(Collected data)
# # #
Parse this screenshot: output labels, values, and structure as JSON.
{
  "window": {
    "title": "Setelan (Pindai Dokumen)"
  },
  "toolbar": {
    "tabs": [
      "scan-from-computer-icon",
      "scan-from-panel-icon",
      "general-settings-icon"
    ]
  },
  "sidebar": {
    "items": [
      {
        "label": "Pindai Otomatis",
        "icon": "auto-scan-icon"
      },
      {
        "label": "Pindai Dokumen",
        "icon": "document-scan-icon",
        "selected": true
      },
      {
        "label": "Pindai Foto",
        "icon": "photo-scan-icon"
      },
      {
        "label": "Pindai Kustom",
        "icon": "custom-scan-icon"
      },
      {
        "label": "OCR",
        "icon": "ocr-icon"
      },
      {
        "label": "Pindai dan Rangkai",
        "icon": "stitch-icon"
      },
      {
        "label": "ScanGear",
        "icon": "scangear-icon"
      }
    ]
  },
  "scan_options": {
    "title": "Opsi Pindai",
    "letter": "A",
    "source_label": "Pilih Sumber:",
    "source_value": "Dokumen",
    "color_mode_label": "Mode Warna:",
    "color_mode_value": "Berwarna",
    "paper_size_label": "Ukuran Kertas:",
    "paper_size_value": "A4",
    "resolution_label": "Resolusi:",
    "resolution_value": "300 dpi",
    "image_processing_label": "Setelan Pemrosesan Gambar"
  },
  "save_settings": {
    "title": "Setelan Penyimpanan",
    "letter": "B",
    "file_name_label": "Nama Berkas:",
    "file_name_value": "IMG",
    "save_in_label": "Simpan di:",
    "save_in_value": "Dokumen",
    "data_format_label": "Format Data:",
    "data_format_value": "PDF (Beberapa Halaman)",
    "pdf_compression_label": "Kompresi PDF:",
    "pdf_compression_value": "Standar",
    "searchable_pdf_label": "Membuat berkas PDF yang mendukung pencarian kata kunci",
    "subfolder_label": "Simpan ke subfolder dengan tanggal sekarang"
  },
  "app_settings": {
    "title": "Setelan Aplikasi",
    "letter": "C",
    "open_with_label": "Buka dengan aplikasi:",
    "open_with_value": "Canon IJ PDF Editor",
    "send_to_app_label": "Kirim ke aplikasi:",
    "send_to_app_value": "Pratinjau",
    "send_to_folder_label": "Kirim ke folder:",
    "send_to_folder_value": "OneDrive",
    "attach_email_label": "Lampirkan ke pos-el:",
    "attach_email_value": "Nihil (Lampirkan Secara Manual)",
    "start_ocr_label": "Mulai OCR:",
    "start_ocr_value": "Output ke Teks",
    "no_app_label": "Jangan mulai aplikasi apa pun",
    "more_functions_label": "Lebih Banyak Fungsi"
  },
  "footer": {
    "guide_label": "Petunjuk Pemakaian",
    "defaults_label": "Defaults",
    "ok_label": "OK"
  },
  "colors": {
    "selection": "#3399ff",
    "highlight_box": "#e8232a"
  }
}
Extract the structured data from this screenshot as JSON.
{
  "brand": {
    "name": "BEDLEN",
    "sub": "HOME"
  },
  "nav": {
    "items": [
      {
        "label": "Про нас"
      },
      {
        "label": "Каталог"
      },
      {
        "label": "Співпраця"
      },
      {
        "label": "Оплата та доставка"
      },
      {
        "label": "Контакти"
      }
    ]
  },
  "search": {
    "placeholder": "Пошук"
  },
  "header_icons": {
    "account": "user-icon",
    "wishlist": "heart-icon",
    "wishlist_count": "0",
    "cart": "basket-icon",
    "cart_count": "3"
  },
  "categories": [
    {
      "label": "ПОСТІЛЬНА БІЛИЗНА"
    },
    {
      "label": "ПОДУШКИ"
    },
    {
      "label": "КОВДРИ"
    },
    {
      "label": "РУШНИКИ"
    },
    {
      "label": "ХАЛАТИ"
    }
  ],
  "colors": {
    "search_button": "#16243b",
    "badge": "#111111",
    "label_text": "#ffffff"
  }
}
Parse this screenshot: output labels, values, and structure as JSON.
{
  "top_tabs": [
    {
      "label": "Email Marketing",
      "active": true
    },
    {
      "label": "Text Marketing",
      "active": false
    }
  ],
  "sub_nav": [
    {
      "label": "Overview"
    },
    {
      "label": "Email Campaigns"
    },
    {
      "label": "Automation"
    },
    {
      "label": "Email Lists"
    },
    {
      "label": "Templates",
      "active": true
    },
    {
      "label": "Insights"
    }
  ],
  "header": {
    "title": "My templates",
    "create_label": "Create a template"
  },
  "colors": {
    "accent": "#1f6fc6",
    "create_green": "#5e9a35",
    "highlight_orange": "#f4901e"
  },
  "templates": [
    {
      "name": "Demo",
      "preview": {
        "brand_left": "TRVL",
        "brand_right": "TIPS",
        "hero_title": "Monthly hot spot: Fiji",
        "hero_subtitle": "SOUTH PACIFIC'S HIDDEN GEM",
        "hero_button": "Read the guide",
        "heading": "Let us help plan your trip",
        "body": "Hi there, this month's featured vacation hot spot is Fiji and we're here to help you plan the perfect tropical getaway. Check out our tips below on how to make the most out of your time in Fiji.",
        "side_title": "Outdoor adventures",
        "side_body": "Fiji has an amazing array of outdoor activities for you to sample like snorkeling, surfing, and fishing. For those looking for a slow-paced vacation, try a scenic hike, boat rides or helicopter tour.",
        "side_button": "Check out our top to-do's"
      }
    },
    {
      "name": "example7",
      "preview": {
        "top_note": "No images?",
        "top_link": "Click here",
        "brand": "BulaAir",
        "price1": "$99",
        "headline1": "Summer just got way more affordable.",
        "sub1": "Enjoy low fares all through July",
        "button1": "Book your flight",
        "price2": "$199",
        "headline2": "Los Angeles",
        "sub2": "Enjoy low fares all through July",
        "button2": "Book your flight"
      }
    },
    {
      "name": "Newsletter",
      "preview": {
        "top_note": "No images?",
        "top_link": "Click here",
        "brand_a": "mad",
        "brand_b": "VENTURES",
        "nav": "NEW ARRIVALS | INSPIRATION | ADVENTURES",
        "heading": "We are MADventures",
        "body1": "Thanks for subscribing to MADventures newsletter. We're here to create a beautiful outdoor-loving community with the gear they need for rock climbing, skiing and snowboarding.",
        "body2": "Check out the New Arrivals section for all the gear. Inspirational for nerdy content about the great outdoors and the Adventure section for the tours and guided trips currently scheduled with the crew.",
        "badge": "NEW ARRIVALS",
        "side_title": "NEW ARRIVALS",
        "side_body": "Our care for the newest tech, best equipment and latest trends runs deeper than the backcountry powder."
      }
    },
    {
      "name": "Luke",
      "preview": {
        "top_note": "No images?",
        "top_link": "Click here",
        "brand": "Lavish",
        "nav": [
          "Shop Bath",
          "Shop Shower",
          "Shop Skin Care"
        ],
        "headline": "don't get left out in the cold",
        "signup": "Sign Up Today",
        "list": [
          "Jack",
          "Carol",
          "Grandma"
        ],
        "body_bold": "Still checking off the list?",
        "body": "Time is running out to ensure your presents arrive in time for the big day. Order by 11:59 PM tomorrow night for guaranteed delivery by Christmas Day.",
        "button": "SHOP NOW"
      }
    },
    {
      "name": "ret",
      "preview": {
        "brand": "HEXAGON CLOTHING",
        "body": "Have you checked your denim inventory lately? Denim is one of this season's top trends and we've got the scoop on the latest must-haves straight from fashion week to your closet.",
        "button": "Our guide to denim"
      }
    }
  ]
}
# # #
Extract every entry above as it appears.

Parse this screenshot: output labels, values, and structure as JSON.
{
  "window": {
    "title": "Setelan (Pindai Dokumen)"
  },
  "toolbar": {
    "tabs": [
      "scan-from-computer-icon",
      "scan-from-panel-icon",
      "general-settings-icon"
    ]
  },
  "sidebar": {
    "items": [
      {
        "label": "Pindai Otomatis",
        "icon": "auto-scan-icon"
      },
      {
        "label": "Pindai Dokumen",
        "icon": "document-scan-icon",
        "selected": true
      },
      {
        "label": "Pindai Foto",
        "icon": "photo-scan-icon"
      },
      {
        "label": "Pindai Kustom",
        "icon": "custom-scan-icon"
      },
      {
        "label": "OCR",
        "icon": "ocr-icon"
      },
      {
        "label": "Pindai dan Rangkai",
        "icon": "stitch-icon"
      },
      {
        "label": "ScanGear",
        "icon": "scangear-icon"
      }
    ]
  },
  "scan_options": {
    "title": "Opsi Pindai",
    "letter": "A",
    "source_label": "Pilih Sumber:",
    "source_value": "Dokumen",
    "color_mode_label": "Mode Warna:",
    "color_mode_value": "Berwarna",
    "paper_size_label": "Ukuran Kertas:",
    "paper_size_value": "A4",
    "resolution_label": "Resolusi:",
    "resolution_value": "300 dpi",
    "image_processing_label": "Setelan Pemrosesan Gambar"
  },
  "save_settings": {
    "title": "Setelan Penyimpanan",
    "letter": "B",
    "file_name_label": "Nama Berkas:",
    "file_name_value": "IMG",
    "save_in_label": "Simpan di:",
    "save_in_value": "Dokumen",
    "data_format_label": "Format Data:",
    "data_format_value": "PDF (Beberapa Halaman)",
    "pdf_compression_label": "Kompresi PDF:",
    "pdf_compression_value": "Standar",
    "searchable_pdf_label": "Membuat berkas PDF yang mendukung pencarian kata kunci",
    "subfolder_label": "Simpan ke subfolder dengan tanggal sekarang"
  },
  "app_settings": {
    "title": "Setelan Aplikasi",
    "letter": "C",
    "open_with_label": "Buka dengan aplikasi:",
    "open_with_value": "Canon IJ PDF Editor",
    "send_to_app_label": "Kirim ke aplikasi:",
    "send_to_app_value": "Pratinjau",
    "send_to_folder_label": "Kirim ke folder:",
    "send_to_folder_value": "OneDrive",
    "attach_email_label": "Lampirkan ke pos-el:",
    "attach_email_value": "Nihil (Lampirkan Secara Manual)",
    "start_ocr_label": "Mulai OCR:",
    "start_ocr_value": "Output ke Teks",
    "no_app_label": "Jangan mulai aplikasi apa pun",
    "more_functions_label": "Lebih Banyak Fungsi"
  },
  "footer": {
    "guide_label": "Petunjuk Pemakaian",
    "defaults_label": "Defaults",
    "ok_label": "OK"
  },
  "colors": {
    "selection": "#3399ff",
    "highlight_box": "#e8232a"
  }
}
Extract the structured data from this screenshot as JSON.
{
  "brand": {
    "name": "BEDLEN",
    "sub": "HOME"
  },
  "nav": {
    "items": [
      {
        "label": "Про нас"
      },
      {
        "label": "Каталог"
      },
      {
        "label": "Співпраця"
      },
      {
        "label": "Оплата та доставка"
      },
      {
        "label": "Контакти"
      }
    ]
  },
  "search": {
    "placeholder": "Пошук"
  },
  "header_icons": {
    "account": "user-icon",
    "wishlist": "heart-icon",
    "wishlist_count": "0",
    "cart": "basket-icon",
    "cart_count": "3"
  },
  "categories": [
    {
      "label": "ПОСТІЛЬНА БІЛИЗНА"
    },
    {
      "label": "ПОДУШКИ"
    },
    {
      "label": "КОВДРИ"
    },
    {
      "label": "РУШНИКИ"
    },
    {
      "label": "ХАЛАТИ"
    }
  ],
  "colors": {
    "search_button": "#16243b",
    "badge": "#111111",
    "label_text": "#ffffff"
  }
}
Parse this screenshot: output labels, values, and structure as JSON.
{
  "top_tabs": [
    {
      "label": "Email Marketing",
      "active": true
    },
    {
      "label": "Text Marketing",
      "active": false
    }
  ],
  "sub_nav": [
    {
      "label": "Overview"
    },
    {
      "label": "Email Campaigns"
    },
    {
      "label": "Automation"
    },
    {
      "label": "Email Lists"
    },
    {
      "label": "Templates",
      "active": true
    },
    {
      "label": "Insights"
    }
  ],
  "header": {
    "title": "My templates",
    "create_label": "Create a template"
  },
  "colors": {
    "accent": "#1f6fc6",
    "create_green": "#5e9a35",
    "highlight_orange": "#f4901e"
  },
  "templates": [
    {
      "name": "Demo",
      "preview": {
        "brand_left": "TRVL",
        "brand_right": "TIPS",
        "hero_title": "Monthly hot spot: Fiji",
        "hero_subtitle": "SOUTH PACIFIC'S HIDDEN GEM",
        "hero_button": "Read the guide",
        "heading": "Let us help plan your trip",
        "body": "Hi there, this month's featured vacation hot spot is Fiji and we're here to help you plan the perfect tropical getaway. Check out our tips below on how to make the most out of your time in Fiji.",
        "side_title": "Outdoor adventures",
        "side_body": "Fiji has an amazing array of outdoor activities for you to sample like snorkeling, surfing, and fishing. For those looking for a slow-paced vacation, try a scenic hike, boat rides or helicopter tour.",
        "side_button": "Check out our top to-do's"
      }
    },
    {
      "name": "example7",
      "preview": {
        "top_note": "No images?",
        "top_link": "Click here",
        "brand": "BulaAir",
        "price1": "$99",
        "headline1": "Summer just got way more affordable.",
        "sub1": "Enjoy low fares all through July",
        "button1": "Book your flight",
        "price2": "$199",
        "headline2": "Los Angeles",
        "sub2": "Enjoy low fares all through July",
        "button2": "Book your flight"
      }
    },
    {
      "name": "Newsletter",
      "preview": {
        "top_note": "No images?",
        "top_link": "Click here",
        "brand_a": "mad",
        "brand_b": "VENTURES",
        "nav": "NEW ARRIVALS | INSPIRATION | ADVENTURES",
        "heading": "We are MADventures",
        "body1": "Thanks for subscribing to MADventures newsletter. We're here to create a beautiful outdoor-loving community with the gear they need for rock climbing, skiing and snowboarding.",
        "body2": "Check out the New Arrivals section for all the gear. Inspirational for nerdy content about the great outdoors and the Adventure section for the tours and guided trips currently scheduled with the crew.",
        "badge": "NEW ARRIVALS",
        "side_title": "NEW ARRIVALS",
        "side_body": "Our care for the newest tech, best equipment and latest trends runs deeper than the backcountry powder."
      }
    },
    {
      "name": "Luke",
      "preview": {
        "top_note": "No images?",
        "top_link": "Click here",
        "brand": "Lavish",
        "nav": [
          "Shop Bath",
          "Shop Shower",
          "Shop Skin Care"
        ],
        "headline": "don't get left out in the cold",
        "signup": "Sign Up Today",
        "list": [
          "Jack",
          "Carol",
          "Grandma"
        ],
        "body_bold": "Still checking off the list?",
        "body": "Time is running out to ensure your presents arrive in time for the big day. Order by 11:59 PM tomorrow night for guaranteed delivery by Christmas Day.",
        "button": "SHOP NOW"
      }
    },
    {
      "name": "ret",
      "preview": {
        "brand": "HEXAGON CLOTHING",
        "body": "Have you checked your denim inventory lately? Denim is one of this season's top trends and we've got the scoop on the latest must-haves straight from fashion week to your closet.",
        "button": "Our guide to denim"
      }
    }
  ]
}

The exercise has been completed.